## Stated problem
Pictures stay out of the copy; restate everything else in the material exactly.

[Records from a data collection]
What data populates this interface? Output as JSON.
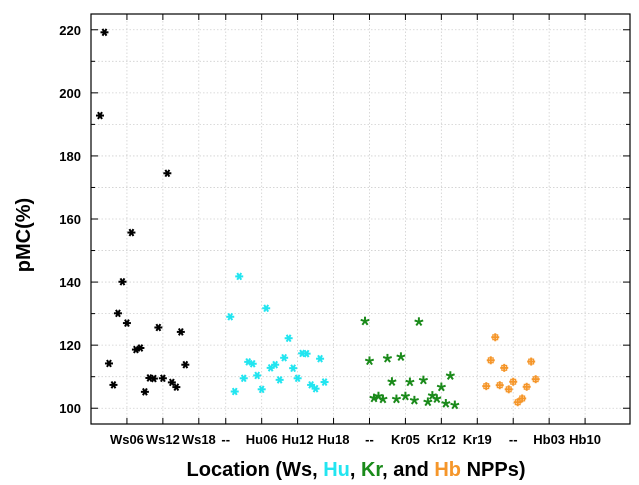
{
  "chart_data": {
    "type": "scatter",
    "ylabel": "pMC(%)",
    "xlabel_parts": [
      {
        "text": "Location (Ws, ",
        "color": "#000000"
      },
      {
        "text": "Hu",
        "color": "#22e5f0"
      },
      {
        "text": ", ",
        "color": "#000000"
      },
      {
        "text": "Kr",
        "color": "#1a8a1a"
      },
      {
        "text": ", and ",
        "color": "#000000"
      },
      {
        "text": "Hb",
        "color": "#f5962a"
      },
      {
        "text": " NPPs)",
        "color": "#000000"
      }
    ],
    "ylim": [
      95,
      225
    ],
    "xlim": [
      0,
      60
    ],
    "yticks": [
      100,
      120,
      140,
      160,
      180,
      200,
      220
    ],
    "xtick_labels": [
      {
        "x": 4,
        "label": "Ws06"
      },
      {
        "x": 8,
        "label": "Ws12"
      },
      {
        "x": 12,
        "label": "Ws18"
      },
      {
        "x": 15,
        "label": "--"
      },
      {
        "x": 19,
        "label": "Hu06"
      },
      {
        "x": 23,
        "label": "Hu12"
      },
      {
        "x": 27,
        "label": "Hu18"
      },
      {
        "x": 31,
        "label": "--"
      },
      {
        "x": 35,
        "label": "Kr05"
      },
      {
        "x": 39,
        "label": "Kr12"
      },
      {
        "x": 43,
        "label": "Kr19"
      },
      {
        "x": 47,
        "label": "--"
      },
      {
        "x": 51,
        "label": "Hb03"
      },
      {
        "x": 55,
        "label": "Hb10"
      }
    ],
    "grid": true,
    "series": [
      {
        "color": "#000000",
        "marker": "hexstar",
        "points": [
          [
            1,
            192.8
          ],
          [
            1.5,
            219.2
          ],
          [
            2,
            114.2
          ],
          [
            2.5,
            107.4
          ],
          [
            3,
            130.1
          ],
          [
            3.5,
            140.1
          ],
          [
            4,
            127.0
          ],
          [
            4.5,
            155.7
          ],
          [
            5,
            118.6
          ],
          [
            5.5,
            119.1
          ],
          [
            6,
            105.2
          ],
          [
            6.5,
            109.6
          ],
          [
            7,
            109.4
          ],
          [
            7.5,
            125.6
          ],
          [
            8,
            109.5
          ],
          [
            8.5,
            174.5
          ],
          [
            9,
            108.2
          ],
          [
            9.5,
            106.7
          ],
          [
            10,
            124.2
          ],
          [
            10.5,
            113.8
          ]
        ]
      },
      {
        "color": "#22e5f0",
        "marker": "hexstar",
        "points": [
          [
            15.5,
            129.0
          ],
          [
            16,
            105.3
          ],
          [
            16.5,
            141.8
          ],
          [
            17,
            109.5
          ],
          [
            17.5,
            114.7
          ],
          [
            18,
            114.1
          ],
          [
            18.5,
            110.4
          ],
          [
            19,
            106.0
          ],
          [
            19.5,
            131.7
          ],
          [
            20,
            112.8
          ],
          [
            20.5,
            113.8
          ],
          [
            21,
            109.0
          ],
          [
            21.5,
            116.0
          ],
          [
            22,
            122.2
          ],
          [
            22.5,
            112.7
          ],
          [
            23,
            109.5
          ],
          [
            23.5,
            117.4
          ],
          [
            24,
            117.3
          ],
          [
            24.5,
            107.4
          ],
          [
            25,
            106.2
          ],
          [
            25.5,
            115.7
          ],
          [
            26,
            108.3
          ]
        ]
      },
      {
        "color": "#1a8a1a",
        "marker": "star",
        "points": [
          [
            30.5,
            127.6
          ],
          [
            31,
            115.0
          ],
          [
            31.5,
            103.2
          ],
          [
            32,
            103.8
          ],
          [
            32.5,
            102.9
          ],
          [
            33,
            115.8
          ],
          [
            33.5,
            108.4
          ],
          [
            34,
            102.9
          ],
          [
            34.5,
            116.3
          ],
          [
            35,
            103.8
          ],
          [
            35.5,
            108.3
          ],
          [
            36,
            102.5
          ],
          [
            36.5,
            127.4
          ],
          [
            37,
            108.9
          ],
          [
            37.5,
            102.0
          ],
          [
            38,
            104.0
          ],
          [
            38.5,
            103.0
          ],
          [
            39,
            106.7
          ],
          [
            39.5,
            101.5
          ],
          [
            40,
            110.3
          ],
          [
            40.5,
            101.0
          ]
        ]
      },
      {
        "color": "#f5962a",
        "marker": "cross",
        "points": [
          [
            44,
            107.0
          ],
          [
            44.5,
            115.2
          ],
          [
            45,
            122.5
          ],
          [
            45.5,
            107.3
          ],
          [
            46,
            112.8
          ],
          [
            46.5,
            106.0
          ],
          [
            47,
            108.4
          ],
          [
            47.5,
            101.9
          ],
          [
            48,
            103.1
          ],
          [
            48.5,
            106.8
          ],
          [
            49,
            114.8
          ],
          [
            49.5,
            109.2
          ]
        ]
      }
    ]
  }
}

## Reply to the exercise
What data populates this interface? Output as JSON.
{
  "chart_data": {
    "type": "scatter",
    "ylabel": "pMC(%)",
    "xlabel_parts": [
      {
        "text": "Location (Ws, ",
        "color": "#000000"
      },
      {
        "text": "Hu",
        "color": "#22e5f0"
      },
      {
        "text": ", ",
        "color": "#000000"
      },
      {
        "text": "Kr",
        "color": "#1a8a1a"
      },
      {
        "text": ", and ",
        "color": "#000000"
      },
      {
        "text": "Hb",
        "color": "#f5962a"
      },
      {
        "text": " NPPs)",
        "color": "#000000"
      }
    ],
    "ylim": [
      95,
      225
    ],
    "xlim": [
      0,
      60
    ],
    "yticks": [
      100,
      120,
      140,
      160,
      180,
      200,
      220
    ],
    "xtick_labels": [
      {
        "x": 4,
        "label": "Ws06"
      },
      {
        "x": 8,
        "label": "Ws12"
      },
      {
        "x": 12,
        "label": "Ws18"
      },
      {
        "x": 15,
        "label": "--"
      },
      {
        "x": 19,
        "label": "Hu06"
      },
      {
        "x": 23,
        "label": "Hu12"
      },
      {
        "x": 27,
        "label": "Hu18"
      },
      {
        "x": 31,
        "label": "--"
      },
      {
        "x": 35,
        "label": "Kr05"
      },
      {
        "x": 39,
        "label": "Kr12"
      },
      {
        "x": 43,
        "label": "Kr19"
      },
      {
        "x": 47,
        "label": "--"
      },
      {
        "x": 51,
        "label": "Hb03"
      },
      {
        "x": 55,
        "label": "Hb10"
      }
    ],
    "grid": true,
    "series": [
      {
        "color": "#000000",
        "marker": "hexstar",
        "points": [
          [
            1,
            192.8
          ],
          [
            1.5,
            219.2
          ],
          [
            2,
            114.2
          ],
          [
            2.5,
            107.4
          ],
          [
            3,
            130.1
          ],
          [
            3.5,
            140.1
          ],
          [
            4,
            127.0
          ],
          [
            4.5,
            155.7
          ],
          [
            5,
            118.6
          ],
          [
            5.5,
            119.1
          ],
          [
            6,
            105.2
          ],
          [
            6.5,
            109.6
          ],
          [
            7,
            109.4
          ],
          [
            7.5,
            125.6
          ],
          [
            8,
            109.5
          ],
          [
            8.5,
            174.5
          ],
          [
            9,
            108.2
          ],
          [
            9.5,
            106.7
          ],
          [
            10,
            124.2
          ],
          [
            10.5,
            113.8
          ]
        ]
      },
      {
        "color": "#22e5f0",
        "marker": "hexstar",
        "points": [
          [
            15.5,
            129.0
          ],
          [
            16,
            105.3
          ],
          [
            16.5,
            141.8
          ],
          [
            17,
            109.5
          ],
          [
            17.5,
            114.7
          ],
          [
            18,
            114.1
          ],
          [
            18.5,
            110.4
          ],
          [
            19,
            106.0
          ],
          [
            19.5,
            131.7
          ],
          [
            20,
            112.8
          ],
          [
            20.5,
            113.8
          ],
          [
            21,
            109.0
          ],
          [
            21.5,
            116.0
          ],
          [
            22,
            122.2
          ],
          [
            22.5,
            112.7
          ],
          [
            23,
            109.5
          ],
          [
            23.5,
            117.4
          ],
          [
            24,
            117.3
          ],
          [
            24.5,
            107.4
          ],
          [
            25,
            106.2
          ],
          [
            25.5,
            115.7
          ],
          [
            26,
            108.3
          ]
        ]
      },
      {
        "color": "#1a8a1a",
        "marker": "star",
        "points": [
          [
            30.5,
            127.6
          ],
          [
            31,
            115.0
          ],
          [
            31.5,
            103.2
          ],
          [
            32,
            103.8
          ],
          [
            32.5,
            102.9
          ],
          [
            33,
            115.8
          ],
          [
            33.5,
            108.4
          ],
          [
            34,
            102.9
          ],
          [
            34.5,
            116.3
          ],
          [
            35,
            103.8
          ],
          [
            35.5,
            108.3
          ],
          [
            36,
            102.5
          ],
          [
            36.5,
            127.4
          ],
          [
            37,
            108.9
          ],
          [
            37.5,
            102.0
          ],
          [
            38,
            104.0
          ],
          [
            38.5,
            103.0
          ],
          [
            39,
            106.7
          ],
          [
            39.5,
            101.5
          ],
          [
            40,
            110.3
          ],
          [
            40.5,
            101.0
          ]
        ]
      },
      {
        "color": "#f5962a",
        "marker": "cross",
        "points": [
          [
            44,
            107.0
          ],
          [
            44.5,
            115.2
          ],
          [
            45,
            122.5
          ],
          [
            45.5,
            107.3
          ],
          [
            46,
            112.8
          ],
          [
            46.5,
            106.0
          ],
          [
            47,
            108.4
          ],
          [
            47.5,
            101.9
          ],
          [
            48,
            103.1
          ],
          [
            48.5,
            106.8
          ],
          [
            49,
            114.8
          ],
          [
            49.5,
            109.2
          ]
        ]
      }
    ]
  }
}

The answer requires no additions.